• WORK INSTRUCTIONS: Check each line of the listing, and copy it if it contains the word "structure".

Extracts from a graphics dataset
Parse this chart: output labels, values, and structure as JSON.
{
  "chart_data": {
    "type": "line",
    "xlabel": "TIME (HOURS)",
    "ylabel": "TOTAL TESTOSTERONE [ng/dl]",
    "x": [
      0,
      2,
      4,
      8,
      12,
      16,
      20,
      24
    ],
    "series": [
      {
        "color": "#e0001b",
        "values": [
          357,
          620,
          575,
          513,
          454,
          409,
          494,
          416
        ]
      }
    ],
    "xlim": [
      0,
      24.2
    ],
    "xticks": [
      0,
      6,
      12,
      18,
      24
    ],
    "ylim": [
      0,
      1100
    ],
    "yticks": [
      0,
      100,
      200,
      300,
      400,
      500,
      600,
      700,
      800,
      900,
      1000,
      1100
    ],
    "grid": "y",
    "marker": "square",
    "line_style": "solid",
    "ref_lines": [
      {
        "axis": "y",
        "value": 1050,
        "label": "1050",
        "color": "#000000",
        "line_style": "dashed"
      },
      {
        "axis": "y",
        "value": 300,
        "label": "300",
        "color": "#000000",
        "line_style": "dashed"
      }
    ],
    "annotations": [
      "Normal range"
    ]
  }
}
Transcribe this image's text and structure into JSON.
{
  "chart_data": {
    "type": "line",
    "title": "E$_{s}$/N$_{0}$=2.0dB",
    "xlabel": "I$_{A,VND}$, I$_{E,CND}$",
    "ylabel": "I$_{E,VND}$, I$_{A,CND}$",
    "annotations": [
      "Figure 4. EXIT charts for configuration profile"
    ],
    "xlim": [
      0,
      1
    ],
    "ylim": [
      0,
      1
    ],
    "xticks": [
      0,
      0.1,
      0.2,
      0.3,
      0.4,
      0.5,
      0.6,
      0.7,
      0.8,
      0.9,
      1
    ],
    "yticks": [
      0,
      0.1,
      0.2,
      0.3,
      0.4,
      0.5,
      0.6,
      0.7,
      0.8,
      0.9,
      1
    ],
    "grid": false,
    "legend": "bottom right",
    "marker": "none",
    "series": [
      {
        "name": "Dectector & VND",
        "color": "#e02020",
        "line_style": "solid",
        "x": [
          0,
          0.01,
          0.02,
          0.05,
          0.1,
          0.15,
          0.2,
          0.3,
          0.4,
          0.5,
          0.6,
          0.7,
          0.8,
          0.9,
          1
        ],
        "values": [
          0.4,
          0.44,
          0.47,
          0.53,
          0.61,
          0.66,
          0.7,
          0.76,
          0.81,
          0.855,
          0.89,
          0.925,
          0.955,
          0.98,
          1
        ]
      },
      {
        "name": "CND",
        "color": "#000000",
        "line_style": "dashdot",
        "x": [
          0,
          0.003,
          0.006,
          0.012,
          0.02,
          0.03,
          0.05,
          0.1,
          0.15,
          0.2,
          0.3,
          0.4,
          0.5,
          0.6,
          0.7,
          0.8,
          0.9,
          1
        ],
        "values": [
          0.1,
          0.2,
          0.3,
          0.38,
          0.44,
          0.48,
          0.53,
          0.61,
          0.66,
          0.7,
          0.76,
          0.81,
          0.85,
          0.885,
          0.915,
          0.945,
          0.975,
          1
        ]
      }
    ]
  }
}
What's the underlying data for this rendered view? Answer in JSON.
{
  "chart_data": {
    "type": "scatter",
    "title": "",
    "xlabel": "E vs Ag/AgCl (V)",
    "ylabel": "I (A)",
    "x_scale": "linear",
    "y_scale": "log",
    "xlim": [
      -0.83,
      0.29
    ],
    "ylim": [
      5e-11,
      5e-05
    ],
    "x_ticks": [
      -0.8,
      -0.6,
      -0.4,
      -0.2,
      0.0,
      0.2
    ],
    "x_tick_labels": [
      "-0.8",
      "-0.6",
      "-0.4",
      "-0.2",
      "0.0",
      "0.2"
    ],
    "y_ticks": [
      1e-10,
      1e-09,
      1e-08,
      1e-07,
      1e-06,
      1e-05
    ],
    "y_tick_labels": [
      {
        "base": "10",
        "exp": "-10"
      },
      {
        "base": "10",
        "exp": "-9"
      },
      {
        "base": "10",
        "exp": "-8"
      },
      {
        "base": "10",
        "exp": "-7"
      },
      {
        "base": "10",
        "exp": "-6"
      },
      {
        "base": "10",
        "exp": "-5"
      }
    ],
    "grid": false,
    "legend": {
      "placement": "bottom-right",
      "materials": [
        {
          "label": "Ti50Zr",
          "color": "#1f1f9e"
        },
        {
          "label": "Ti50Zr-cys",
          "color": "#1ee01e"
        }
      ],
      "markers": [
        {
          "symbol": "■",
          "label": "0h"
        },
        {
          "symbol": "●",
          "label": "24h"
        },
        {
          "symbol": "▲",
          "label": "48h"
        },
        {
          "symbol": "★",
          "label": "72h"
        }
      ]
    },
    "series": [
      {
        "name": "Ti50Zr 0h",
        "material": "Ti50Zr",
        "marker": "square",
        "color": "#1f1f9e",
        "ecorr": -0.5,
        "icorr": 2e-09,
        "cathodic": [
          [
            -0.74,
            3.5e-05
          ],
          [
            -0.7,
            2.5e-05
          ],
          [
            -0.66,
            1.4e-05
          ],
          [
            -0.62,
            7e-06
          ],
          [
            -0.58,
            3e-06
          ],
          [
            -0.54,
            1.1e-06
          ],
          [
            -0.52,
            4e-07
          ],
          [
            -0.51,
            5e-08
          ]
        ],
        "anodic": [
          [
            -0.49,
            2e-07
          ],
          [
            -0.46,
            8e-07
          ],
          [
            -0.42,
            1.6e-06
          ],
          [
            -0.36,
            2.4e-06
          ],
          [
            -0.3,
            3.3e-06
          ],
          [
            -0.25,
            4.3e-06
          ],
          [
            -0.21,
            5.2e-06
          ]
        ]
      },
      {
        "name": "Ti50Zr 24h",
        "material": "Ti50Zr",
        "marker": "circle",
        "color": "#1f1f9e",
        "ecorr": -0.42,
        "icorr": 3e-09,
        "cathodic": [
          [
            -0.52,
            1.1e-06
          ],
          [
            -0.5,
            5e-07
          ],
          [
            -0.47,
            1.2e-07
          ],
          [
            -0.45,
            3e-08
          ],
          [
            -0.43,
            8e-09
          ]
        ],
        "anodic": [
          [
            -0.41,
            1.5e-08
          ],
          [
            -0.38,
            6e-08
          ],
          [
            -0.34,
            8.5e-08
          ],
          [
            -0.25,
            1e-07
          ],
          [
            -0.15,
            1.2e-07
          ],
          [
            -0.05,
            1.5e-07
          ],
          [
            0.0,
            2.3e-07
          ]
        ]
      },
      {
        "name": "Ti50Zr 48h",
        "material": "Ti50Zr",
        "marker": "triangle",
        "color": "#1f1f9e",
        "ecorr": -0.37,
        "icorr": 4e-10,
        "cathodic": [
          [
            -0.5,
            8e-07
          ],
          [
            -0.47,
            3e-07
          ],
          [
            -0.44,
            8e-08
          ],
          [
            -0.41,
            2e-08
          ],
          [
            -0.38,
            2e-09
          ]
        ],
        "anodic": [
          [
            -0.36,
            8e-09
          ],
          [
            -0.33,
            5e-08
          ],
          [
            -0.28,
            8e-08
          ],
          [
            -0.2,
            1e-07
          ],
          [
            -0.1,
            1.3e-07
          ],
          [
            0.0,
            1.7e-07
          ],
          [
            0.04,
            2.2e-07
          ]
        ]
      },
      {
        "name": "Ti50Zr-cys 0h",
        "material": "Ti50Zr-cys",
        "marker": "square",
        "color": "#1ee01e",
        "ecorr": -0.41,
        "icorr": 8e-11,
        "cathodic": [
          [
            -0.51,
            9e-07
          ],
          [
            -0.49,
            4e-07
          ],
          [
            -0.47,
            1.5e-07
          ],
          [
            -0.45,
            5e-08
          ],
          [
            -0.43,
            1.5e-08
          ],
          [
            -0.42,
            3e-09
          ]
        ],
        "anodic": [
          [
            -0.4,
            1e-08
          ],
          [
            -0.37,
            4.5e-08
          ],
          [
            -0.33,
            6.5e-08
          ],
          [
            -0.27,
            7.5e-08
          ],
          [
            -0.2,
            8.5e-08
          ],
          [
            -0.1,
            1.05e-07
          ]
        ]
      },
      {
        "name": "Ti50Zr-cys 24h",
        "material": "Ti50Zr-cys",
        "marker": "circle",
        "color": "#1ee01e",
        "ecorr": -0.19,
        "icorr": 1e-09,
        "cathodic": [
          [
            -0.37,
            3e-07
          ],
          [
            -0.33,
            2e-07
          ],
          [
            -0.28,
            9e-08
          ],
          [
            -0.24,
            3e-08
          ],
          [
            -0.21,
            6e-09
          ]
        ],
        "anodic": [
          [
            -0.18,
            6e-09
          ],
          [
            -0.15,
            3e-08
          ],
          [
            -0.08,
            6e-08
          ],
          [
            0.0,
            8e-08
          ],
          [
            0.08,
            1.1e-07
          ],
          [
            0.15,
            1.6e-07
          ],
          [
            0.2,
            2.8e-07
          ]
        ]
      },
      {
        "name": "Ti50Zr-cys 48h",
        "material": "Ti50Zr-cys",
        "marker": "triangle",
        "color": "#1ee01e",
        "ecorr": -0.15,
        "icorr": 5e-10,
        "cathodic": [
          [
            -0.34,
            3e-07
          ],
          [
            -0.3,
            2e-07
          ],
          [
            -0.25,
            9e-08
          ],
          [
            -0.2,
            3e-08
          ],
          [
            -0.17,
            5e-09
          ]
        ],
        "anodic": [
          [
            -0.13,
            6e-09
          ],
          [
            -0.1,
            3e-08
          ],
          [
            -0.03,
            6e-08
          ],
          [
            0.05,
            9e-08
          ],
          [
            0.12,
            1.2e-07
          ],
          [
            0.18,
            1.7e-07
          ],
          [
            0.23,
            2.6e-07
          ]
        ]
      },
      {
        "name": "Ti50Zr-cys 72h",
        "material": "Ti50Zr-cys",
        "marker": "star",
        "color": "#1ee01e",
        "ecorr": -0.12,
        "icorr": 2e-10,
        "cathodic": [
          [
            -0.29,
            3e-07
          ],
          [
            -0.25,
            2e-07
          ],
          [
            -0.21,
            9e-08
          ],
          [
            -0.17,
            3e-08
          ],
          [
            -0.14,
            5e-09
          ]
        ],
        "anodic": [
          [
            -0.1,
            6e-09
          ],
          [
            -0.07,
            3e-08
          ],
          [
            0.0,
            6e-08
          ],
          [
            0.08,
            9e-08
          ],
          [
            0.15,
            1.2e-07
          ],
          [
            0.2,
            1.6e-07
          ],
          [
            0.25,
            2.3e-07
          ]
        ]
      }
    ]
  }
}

• RESULT FOR THIS TASK:
Parse this chart: output labels, values, and structure as JSON.
Transcribe this image's text and structure into JSON.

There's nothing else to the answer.